Please copy every line of the records below that holds the word "JSON".

Provided data:
****************

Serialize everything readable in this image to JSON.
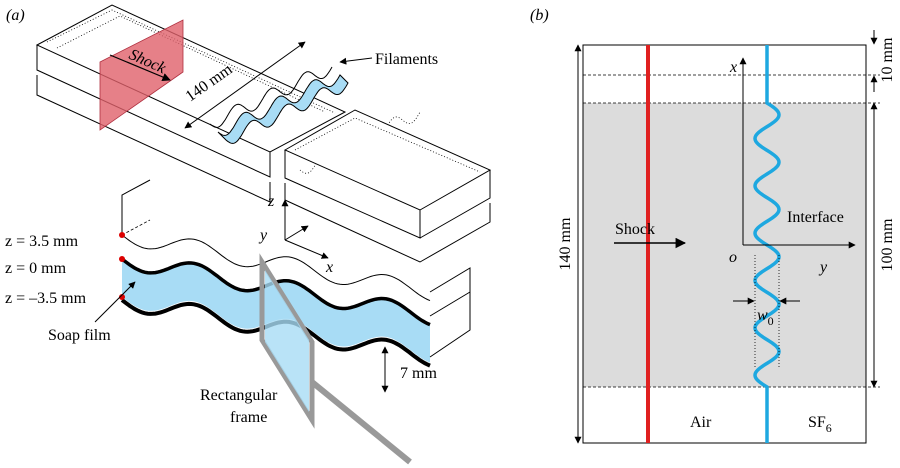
{
  "panel_a": {
    "label": "(a)",
    "shock": "Shock",
    "length": "140 mm",
    "filaments": "Filaments",
    "axes": {
      "z": "z",
      "y": "y",
      "x": "x"
    },
    "layers": [
      "z = 3.5 mm",
      "z = 0 mm",
      "z = –3.5 mm"
    ],
    "soap_film": "Soap film",
    "thickness": "7 mm",
    "frame": [
      "Rectangular",
      "frame"
    ]
  },
  "panel_b": {
    "label": "(b)",
    "axes": {
      "x": "x",
      "y": "y",
      "origin": "o"
    },
    "top_gap": "10 mm",
    "length": "140 mm",
    "shock": "Shock",
    "interface": "Interface",
    "window": "100 mm",
    "amplitude": {
      "main": "w",
      "subscript": "0"
    },
    "left_gas": "Air",
    "right_gas": {
      "main": "SF",
      "subscript": "6"
    }
  }
}
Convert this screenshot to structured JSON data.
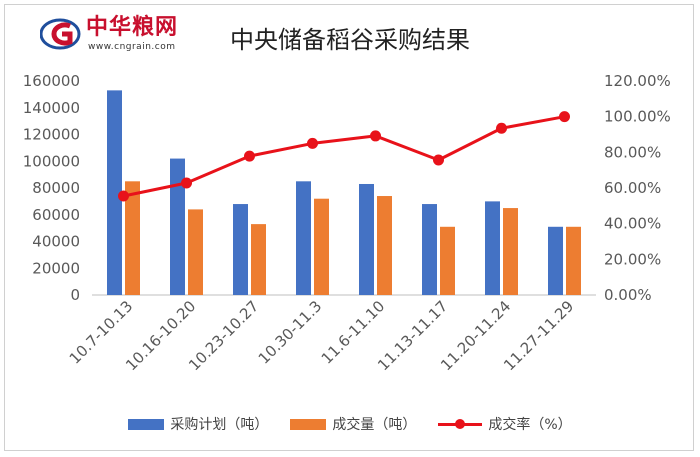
{
  "header": {
    "title": "中央储备稻谷采购结果",
    "logo_text": "中华粮网",
    "logo_url": "www.cngrain.com"
  },
  "colors": {
    "plan": "#4472c4",
    "deal": "#ed7d31",
    "rate": "#e8121a",
    "logo_red": "#c8102e",
    "logo_blue": "#1f4e9c"
  },
  "chart_data": {
    "type": "bar",
    "title": "中央储备稻谷采购结果",
    "categories": [
      "10.7-10.13",
      "10.16-10.20",
      "10.23-10.27",
      "10.30-11.3",
      "11.6-11.10",
      "11.13-11.17",
      "11.20-11.24",
      "11.27-11.29"
    ],
    "series": [
      {
        "name": "采购计划（吨）",
        "type": "bar",
        "axis": "left",
        "values": [
          153000,
          102000,
          68000,
          85000,
          83000,
          68000,
          70000,
          51000
        ]
      },
      {
        "name": "成交量（吨）",
        "type": "bar",
        "axis": "left",
        "values": [
          85000,
          64000,
          53000,
          72000,
          74000,
          51000,
          65000,
          51000
        ]
      },
      {
        "name": "成交率（%）",
        "type": "line",
        "axis": "right",
        "values": [
          55.5,
          62.8,
          77.9,
          85.0,
          89.2,
          75.7,
          93.5,
          100.0
        ]
      }
    ],
    "y_left": {
      "ylim": [
        0,
        160000
      ],
      "ticks": [
        "0",
        "20000",
        "40000",
        "60000",
        "80000",
        "100000",
        "120000",
        "140000",
        "160000"
      ]
    },
    "y_right": {
      "ylim": [
        0,
        120
      ],
      "ticks": [
        "0.00%",
        "20.00%",
        "40.00%",
        "60.00%",
        "80.00%",
        "100.00%",
        "120.00%"
      ]
    },
    "grid": false,
    "legend_position": "bottom"
  }
}
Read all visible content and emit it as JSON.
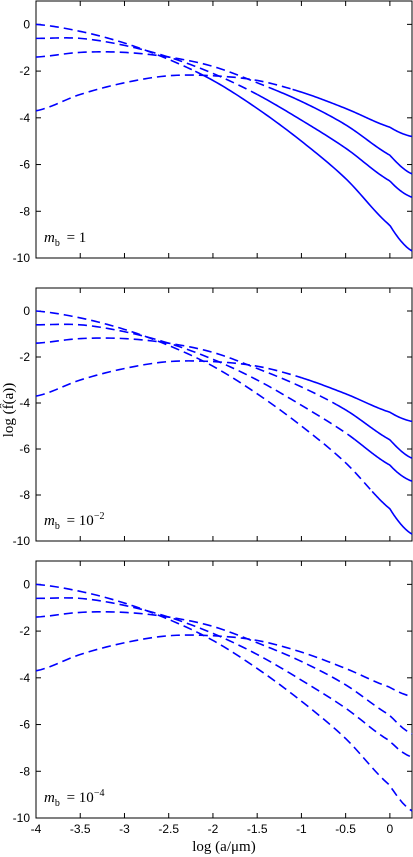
{
  "chart_data": [
    {
      "type": "line",
      "panel_label": "m_b = 1",
      "label_base": "m",
      "label_sub": "b",
      "label_rhs": "= 1",
      "label_exp": "",
      "xlim": [
        -4,
        0.25
      ],
      "ylim": [
        -10,
        1
      ],
      "solid_from": [
        -2.2,
        -1.5,
        -1.3,
        -1.1
      ],
      "series": [
        {
          "x": [
            -4,
            -3.5,
            -3,
            -2.5,
            -2,
            -1.5,
            -1,
            -0.5,
            0,
            0.25
          ],
          "y": [
            0.0,
            -0.3,
            -0.8,
            -1.5,
            -2.4,
            -3.6,
            -5.0,
            -6.6,
            -8.6,
            -9.7
          ]
        },
        {
          "x": [
            -4,
            -3.5,
            -3,
            -2.5,
            -2,
            -1.5,
            -1,
            -0.5,
            0,
            0.25
          ],
          "y": [
            -0.6,
            -0.6,
            -0.9,
            -1.4,
            -2.1,
            -3.0,
            -4.1,
            -5.3,
            -6.7,
            -7.4
          ]
        },
        {
          "x": [
            -4,
            -3.5,
            -3,
            -2.5,
            -2,
            -1.5,
            -1,
            -0.5,
            0,
            0.25
          ],
          "y": [
            -1.4,
            -1.2,
            -1.2,
            -1.4,
            -1.8,
            -2.5,
            -3.3,
            -4.3,
            -5.6,
            -6.4
          ]
        },
        {
          "x": [
            -4,
            -3.5,
            -3,
            -2.5,
            -2,
            -1.5,
            -1,
            -0.5,
            0,
            0.25
          ],
          "y": [
            -3.7,
            -3.0,
            -2.5,
            -2.2,
            -2.2,
            -2.4,
            -2.9,
            -3.6,
            -4.4,
            -4.8
          ]
        }
      ]
    },
    {
      "type": "line",
      "panel_label": "m_b = 10^-2",
      "label_base": "m",
      "label_sub": "b",
      "label_rhs": "= 10",
      "label_exp": "−2",
      "xlim": [
        -4,
        0.25
      ],
      "ylim": [
        -10,
        1
      ],
      "solid_from": [
        -0.2,
        -0.4,
        -0.6,
        -1.0
      ],
      "series": [
        {
          "x": [
            -4,
            -3.5,
            -3,
            -2.5,
            -2,
            -1.5,
            -1,
            -0.5,
            0,
            0.25
          ],
          "y": [
            0.0,
            -0.3,
            -0.8,
            -1.5,
            -2.4,
            -3.6,
            -5.0,
            -6.6,
            -8.6,
            -9.7
          ]
        },
        {
          "x": [
            -4,
            -3.5,
            -3,
            -2.5,
            -2,
            -1.5,
            -1,
            -0.5,
            0,
            0.25
          ],
          "y": [
            -0.6,
            -0.6,
            -0.9,
            -1.4,
            -2.1,
            -3.0,
            -4.1,
            -5.3,
            -6.7,
            -7.4
          ]
        },
        {
          "x": [
            -4,
            -3.5,
            -3,
            -2.5,
            -2,
            -1.5,
            -1,
            -0.5,
            0,
            0.25
          ],
          "y": [
            -1.4,
            -1.2,
            -1.2,
            -1.4,
            -1.8,
            -2.5,
            -3.3,
            -4.3,
            -5.6,
            -6.4
          ]
        },
        {
          "x": [
            -4,
            -3.5,
            -3,
            -2.5,
            -2,
            -1.5,
            -1,
            -0.5,
            0,
            0.25
          ],
          "y": [
            -3.7,
            -3.0,
            -2.5,
            -2.2,
            -2.2,
            -2.4,
            -2.9,
            -3.6,
            -4.4,
            -4.8
          ]
        }
      ]
    },
    {
      "type": "line",
      "panel_label": "m_b = 10^-4",
      "label_base": "m",
      "label_sub": "b",
      "label_rhs": "= 10",
      "label_exp": "−4",
      "xlim": [
        -4,
        0.25
      ],
      "ylim": [
        -10,
        1
      ],
      "xlabel": "log (a/μm)",
      "xticks": [
        "-4",
        "-3.5",
        "-3",
        "-2.5",
        "-2",
        "-1.5",
        "-1",
        "-0.5",
        "0"
      ],
      "solid_from": [
        1,
        1,
        1,
        1
      ],
      "series": [
        {
          "x": [
            -4,
            -3.5,
            -3,
            -2.5,
            -2,
            -1.5,
            -1,
            -0.5,
            0,
            0.25
          ],
          "y": [
            0.0,
            -0.3,
            -0.8,
            -1.5,
            -2.4,
            -3.6,
            -5.0,
            -6.6,
            -8.6,
            -9.7
          ]
        },
        {
          "x": [
            -4,
            -3.5,
            -3,
            -2.5,
            -2,
            -1.5,
            -1,
            -0.5,
            0,
            0.25
          ],
          "y": [
            -0.6,
            -0.6,
            -0.9,
            -1.4,
            -2.1,
            -3.0,
            -4.1,
            -5.3,
            -6.7,
            -7.4
          ]
        },
        {
          "x": [
            -4,
            -3.5,
            -3,
            -2.5,
            -2,
            -1.5,
            -1,
            -0.5,
            0,
            0.25
          ],
          "y": [
            -1.4,
            -1.2,
            -1.2,
            -1.4,
            -1.8,
            -2.5,
            -3.3,
            -4.3,
            -5.6,
            -6.4
          ]
        },
        {
          "x": [
            -4,
            -3.5,
            -3,
            -2.5,
            -2,
            -1.5,
            -1,
            -0.5,
            0,
            0.25
          ],
          "y": [
            -3.7,
            -3.0,
            -2.5,
            -2.2,
            -2.2,
            -2.4,
            -2.9,
            -3.6,
            -4.4,
            -4.8
          ]
        }
      ]
    }
  ],
  "shared": {
    "ylabel": "log (f̂(a))",
    "yticks": [
      "0",
      "-2",
      "-4",
      "-6",
      "-8",
      "-10"
    ],
    "ytick_values": [
      0,
      -2,
      -4,
      -6,
      -8,
      -10
    ],
    "xtick_values": [
      -4,
      -3.5,
      -3,
      -2.5,
      -2,
      -1.5,
      -1,
      -0.5,
      0
    ],
    "line_color": "#0000ff"
  }
}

****************

Task answer:
Serialize everything readable in this image to JSON.
Convert this screenshot to structured JSON data.
Read all visible content and emit it as JSON.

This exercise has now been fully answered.